EXERCISE DIRECTIONS. Switch every "accuracy" to "precision" in everything from the line containing "- point-loss-val: [413, 165, 419, 172]" down to the line containing "- x-tick-label: 0: [57, 346, 63, 357]". Return only those lines, with nothing else changed.

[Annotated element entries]
++++++++++
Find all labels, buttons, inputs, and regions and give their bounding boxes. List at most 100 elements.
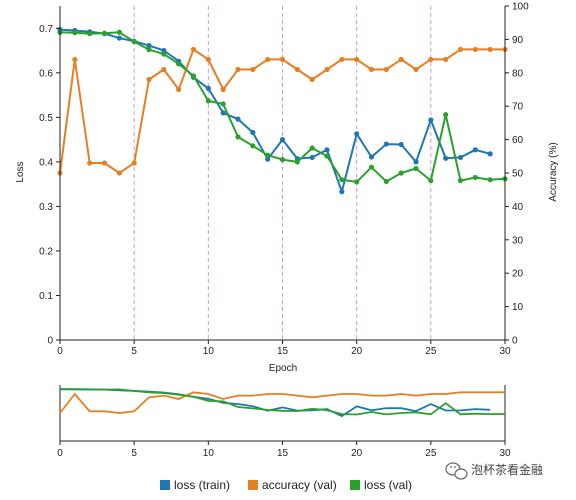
- point-loss-val: [413, 165, 419, 172]
- point-loss-train: [220, 110, 226, 116]
- y-right-tick-label: 80: [512, 68, 524, 79]
- legend-swatch-loss-train: [160, 480, 170, 490]
- y-left-tick-label: 0.3: [39, 202, 53, 213]
- point-loss-train: [398, 141, 404, 148]
- point-loss-train: [457, 154, 464, 161]
- x-tick-label: 15: [277, 346, 289, 357]
- point-loss-val: [265, 152, 271, 158]
- point-accuracy-val: [116, 170, 122, 176]
- legend-label-loss-train: loss (train): [174, 478, 230, 492]
- point-accuracy-val: [265, 56, 271, 63]
- brush-line-loss-val: [59, 388, 506, 416]
- point-accuracy-val: [487, 46, 493, 53]
- x-tick-label: 0: [57, 346, 63, 357]
- y-right-tick-label: 100: [512, 2, 529, 13]
- point-accuracy-val: [161, 66, 167, 73]
- y-right-tick-label: 50: [512, 169, 524, 180]
- point-accuracy-val: [443, 56, 449, 63]
- point-loss-val: [250, 143, 256, 149]
- point-loss-val: [279, 157, 286, 163]
- point-accuracy-val: [428, 56, 434, 63]
- brush-x-tick-label: 20: [351, 448, 363, 459]
- point-loss-train: [116, 35, 122, 41]
- point-loss-val: [101, 30, 108, 36]
- point-loss-train: [265, 156, 271, 162]
- point-loss-val: [324, 153, 330, 159]
- y-right-tick-label: 60: [512, 135, 524, 146]
- point-loss-val: [131, 39, 137, 45]
- y-left-axis-title: Loss: [15, 161, 26, 182]
- point-accuracy-val: [398, 56, 404, 63]
- point-accuracy-val: [413, 66, 419, 73]
- y-left-tick-label: 0.7: [39, 24, 53, 35]
- point-accuracy-val: [190, 46, 197, 53]
- brush-x-tick-label: 0: [57, 448, 63, 459]
- point-loss-train: [279, 137, 286, 143]
- watermark: 泡杯茶看金融: [445, 462, 543, 480]
- point-loss-val: [443, 112, 449, 118]
- point-loss-val: [398, 170, 404, 176]
- x-tick-label: 5: [131, 346, 137, 357]
- point-accuracy-val: [294, 66, 300, 73]
- point-loss-train: [235, 116, 241, 122]
- point-loss-val: [205, 98, 211, 104]
- point-loss-train: [472, 147, 478, 153]
- point-loss-train: [487, 151, 493, 157]
- brush-x-tick-label: 5: [131, 448, 137, 459]
- y-left-tick-label: 0.2: [39, 246, 53, 257]
- y-left-tick-label: 0.6: [39, 68, 53, 79]
- point-loss-val: [116, 29, 122, 35]
- point-accuracy-val: [250, 66, 256, 73]
- legend-swatch-accuracy-val: [248, 480, 258, 490]
- x-tick-label: 10: [203, 346, 215, 357]
- overview-brush-chart[interactable]: 0 5 10 15 20 25 30: [57, 385, 511, 459]
- point-loss-val: [428, 177, 434, 184]
- y-left-tick-label: 0.1: [39, 291, 53, 302]
- point-loss-val: [72, 30, 78, 36]
- point-loss-val: [487, 177, 493, 183]
- point-accuracy-val: [368, 66, 375, 73]
- point-accuracy-val: [324, 66, 330, 73]
- point-loss-val: [146, 47, 152, 53]
- point-loss-val: [87, 31, 93, 37]
- vertical-gridlines: [133, 6, 432, 340]
- point-loss-train: [413, 159, 419, 165]
- point-loss-train: [146, 43, 152, 49]
- series-line-loss-train: [59, 28, 491, 193]
- point-loss-train: [383, 141, 389, 147]
- point-accuracy-val: [235, 66, 241, 73]
- brush-x-tick-label: 10: [203, 448, 215, 459]
- point-accuracy-val: [72, 56, 78, 63]
- point-accuracy-val: [220, 86, 226, 93]
- point-accuracy-val: [354, 56, 360, 63]
- x-tick-label: 25: [425, 346, 437, 357]
- point-accuracy-val: [205, 56, 211, 63]
- point-loss-train: [250, 129, 256, 136]
- point-loss-train: [309, 154, 315, 161]
- point-accuracy-val: [339, 56, 345, 63]
- point-loss-val: [294, 159, 300, 165]
- brush-x-tick-label: 15: [277, 448, 289, 459]
- y-left-tick-label: 0: [47, 336, 53, 347]
- y-right-tick-label: 0: [512, 336, 518, 347]
- brush-x-tick-label: 25: [425, 448, 437, 459]
- point-accuracy-val: [146, 76, 152, 83]
- point-accuracy-val: [101, 160, 108, 166]
- legend-label-loss-val: loss (val): [364, 478, 412, 492]
- y-left-tick-label: 0.4: [39, 157, 53, 168]
- y-right-tick-label: 90: [512, 35, 524, 46]
- point-loss-train: [161, 47, 167, 54]
- point-loss-train: [354, 131, 360, 137]
- wechat-icon: [445, 462, 468, 480]
- y-right-axis-title: Accuracy (%): [548, 142, 559, 201]
- point-loss-val: [457, 177, 464, 184]
- point-accuracy-val: [279, 56, 286, 63]
- y-right-tick-label: 10: [512, 302, 524, 313]
- point-loss-train: [324, 147, 330, 153]
- point-loss-train: [205, 85, 211, 91]
- point-loss-train: [428, 117, 434, 123]
- brush-line-accuracy-val: [59, 391, 505, 414]
- point-accuracy-val: [472, 46, 478, 53]
- point-loss-val: [190, 73, 197, 79]
- watermark-text: 泡杯茶看金融: [471, 462, 543, 477]
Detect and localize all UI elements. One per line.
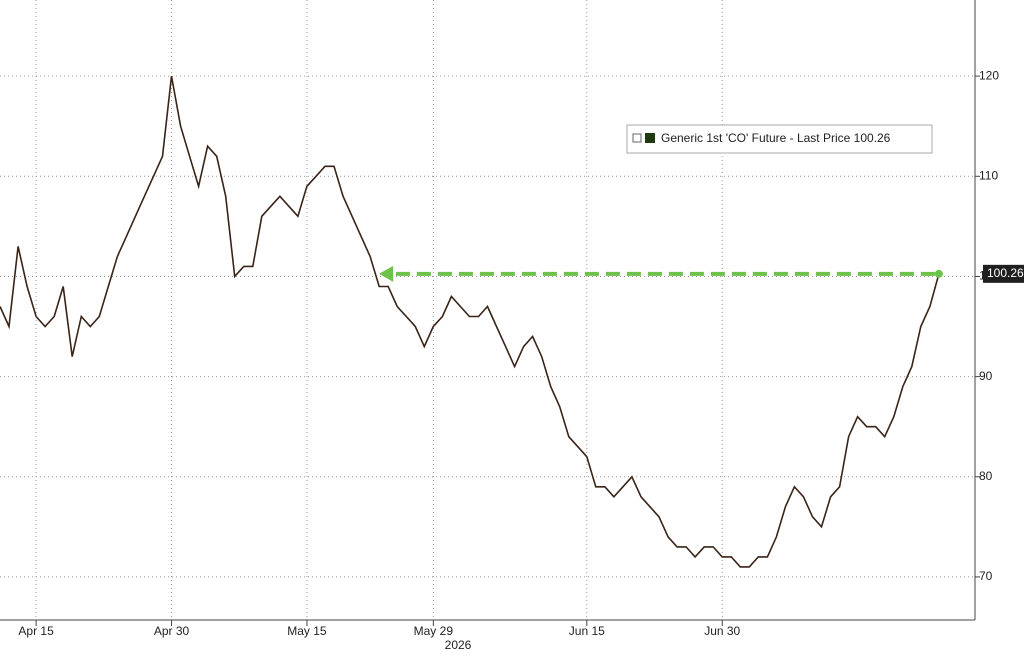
legend: Generic 1st 'CO' Future - Last Price 100… [626,124,933,154]
y-tick-label: 70 [979,569,993,583]
x-tick-label: May 15 [287,624,327,638]
x-tick-label: Jun 30 [704,624,740,638]
x-tick-label: Apr 30 [154,624,190,638]
x-tick-label: Apr 15 [18,624,54,638]
legend-label: Generic 1st 'CO' Future - Last Price 100… [661,131,891,145]
last-price-label: 100.26 [987,266,1024,280]
arrow-head [379,265,394,282]
price-line [0,75,940,568]
x-tick-label: Jun 15 [569,624,605,638]
x-tick-label: May 29 [414,624,454,638]
last-point [934,269,943,278]
y-tick-label: 110 [979,168,998,182]
x-year-label: 2026 [445,638,472,651]
last-price-box [983,264,1024,283]
legend-box [626,124,933,154]
legend-swatch [645,133,655,143]
y-tick-label: 90 [979,369,993,383]
legend-toggle [632,133,642,143]
y-tick-label: 120 [979,68,999,82]
y-tick-label: 80 [979,469,993,483]
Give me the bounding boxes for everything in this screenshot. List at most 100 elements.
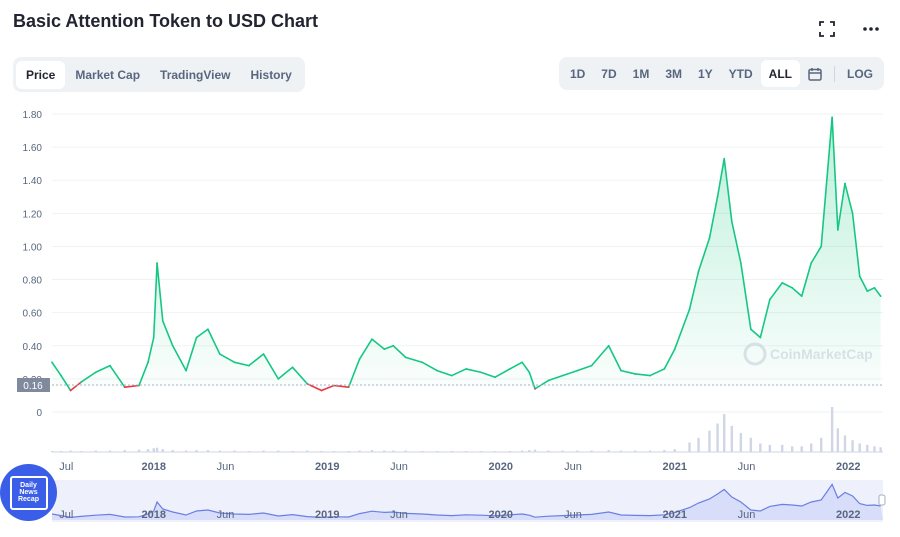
navigator-tick-label: Jun (564, 509, 582, 521)
price-point (590, 364, 593, 367)
price-point (333, 384, 335, 387)
price-point (494, 376, 496, 379)
price-point (195, 336, 198, 339)
price-point (820, 245, 822, 248)
price-point (248, 364, 250, 367)
price-point (291, 366, 294, 369)
more-icon[interactable] (860, 18, 882, 40)
navigator-tick-label: Jul (59, 509, 73, 521)
price-point (306, 383, 309, 385)
price-point (69, 389, 72, 392)
price-segment (371, 338, 386, 350)
y-tick-label: 0.20 (23, 375, 43, 386)
price-segment (421, 361, 438, 372)
range-ytd[interactable]: YTD (728, 66, 753, 81)
navigator-tick-label: 2022 (836, 509, 860, 521)
volume-bar (479, 451, 483, 452)
price-point (60, 374, 62, 377)
page-title: Basic Attention Token to USD Chart (13, 11, 319, 31)
price-segment (306, 383, 323, 392)
watermark: CoinMarketCap (743, 342, 873, 366)
price-point (810, 262, 813, 264)
badge-line-3: Recap (17, 496, 39, 503)
volume-bar (873, 446, 876, 452)
calendar-icon[interactable] (800, 60, 830, 87)
volume-bar (819, 437, 823, 452)
price-point (781, 282, 784, 284)
tab-market-cap[interactable]: Market Cap (75, 67, 141, 82)
tab-price[interactable]: Price (16, 60, 66, 89)
price-point (262, 353, 265, 355)
price-segment (858, 275, 869, 292)
price-point (392, 344, 395, 347)
y-tick-label: 0 (36, 408, 42, 419)
volume-bar (730, 425, 734, 452)
price-point (207, 328, 209, 331)
price-segment (138, 361, 149, 387)
price-segment (383, 344, 395, 350)
navigator-labels: Jul 2018 Jun 2019 Jun 2020 Jun 2021 Jun 2022 (59, 509, 860, 521)
volume-bar (332, 451, 336, 452)
range-1d[interactable]: 1D (569, 66, 586, 81)
y-tick-label: 1.40 (23, 176, 43, 187)
price-point (94, 371, 97, 374)
volume-bar (383, 450, 386, 452)
range-1y[interactable]: 1Y (697, 66, 713, 81)
volume-bar (218, 450, 222, 452)
price-segment (873, 287, 882, 297)
price-point (649, 374, 651, 377)
price-segment (347, 358, 361, 388)
price-point (759, 336, 762, 339)
fullscreen-icon[interactable] (816, 18, 838, 40)
volume-bar (830, 407, 834, 452)
price-segment (147, 336, 155, 364)
price-point (750, 328, 752, 331)
x-tick-label: 2020 (489, 461, 513, 473)
price-point (769, 298, 771, 301)
volume-bar (146, 449, 150, 452)
volume-bar (347, 451, 350, 452)
x-tick-label: Jun (738, 461, 756, 473)
volume-bar (79, 451, 83, 452)
price-point (723, 157, 726, 160)
price-segment (688, 270, 700, 311)
tab-tradingview[interactable]: TradingView (160, 67, 231, 82)
price-point (277, 378, 280, 380)
price-point (51, 361, 53, 364)
price-segment (262, 353, 280, 380)
x-tick-label: Jul (59, 461, 73, 473)
navigator-tick-label: Jun (738, 509, 756, 521)
price-segment (152, 262, 158, 339)
x-tick-label: Jun (390, 461, 408, 473)
range-tabs: 1D 7D 1M 3M 1Y YTD ALL LOG (558, 57, 884, 90)
y-tick-label: 1.60 (23, 143, 43, 154)
price-segment (663, 348, 676, 370)
volume-bar (663, 450, 666, 452)
price-segment (333, 384, 350, 388)
price-point (528, 371, 531, 374)
volume-bar (781, 444, 784, 452)
price-segment (60, 374, 72, 392)
range-1m[interactable]: 1M (632, 66, 650, 81)
volume-bar (520, 450, 524, 452)
volume-bar (155, 447, 159, 452)
volume-bar (195, 450, 198, 452)
price-point (663, 368, 666, 370)
price-segment (791, 287, 803, 297)
price-segment (156, 262, 164, 322)
tab-history[interactable]: History (250, 67, 292, 82)
price-point (152, 336, 155, 339)
volume-bar (450, 451, 454, 452)
navigator (51, 480, 886, 522)
range-divider (834, 65, 835, 82)
range-7d[interactable]: 7D (601, 66, 617, 81)
volume-bar (137, 449, 141, 452)
price-segment (195, 328, 209, 339)
range-all[interactable]: ALL (760, 60, 800, 87)
range-3m[interactable]: 3M (665, 66, 682, 81)
log-toggle[interactable]: LOG (847, 66, 873, 81)
price-point (791, 287, 793, 289)
price-segment (436, 369, 453, 377)
news-badge[interactable]: Daily News Recap (0, 464, 57, 521)
price-point (509, 368, 511, 370)
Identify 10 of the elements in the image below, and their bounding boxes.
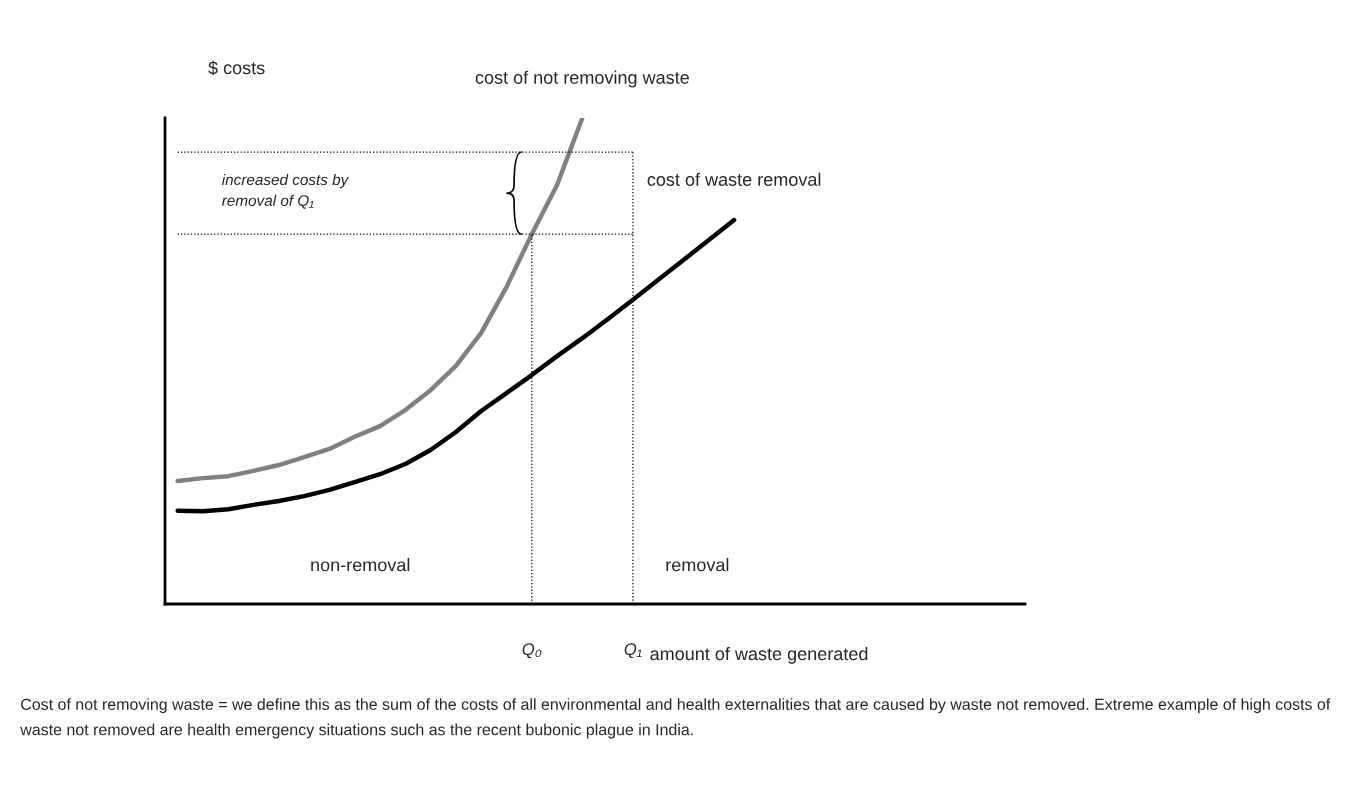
++++++++++
ANSWER.
- point-loss-val: [413, 165, 419, 172]
- point-loss-train: [220, 110, 226, 116]
- y-right-tick-label: 80: [512, 68, 524, 79]
- legend-swatch-loss-train: [160, 480, 170, 490]
- y-left-tick-label: 0.3: [39, 202, 53, 213]
- point-loss-train: [398, 141, 404, 148]
- point-loss-train: [457, 154, 464, 161]
- x-tick-label: 15: [277, 346, 289, 357]
- point-loss-val: [265, 152, 271, 158]
- point-precision-val: [116, 170, 122, 176]
- legend-label-loss-train: loss (train): [174, 478, 230, 492]
- point-precision-val: [265, 56, 271, 63]
- brush-line-loss-val: [59, 388, 506, 416]
- point-precision-val: [487, 46, 493, 53]
- x-tick-label: 0: [57, 346, 63, 357]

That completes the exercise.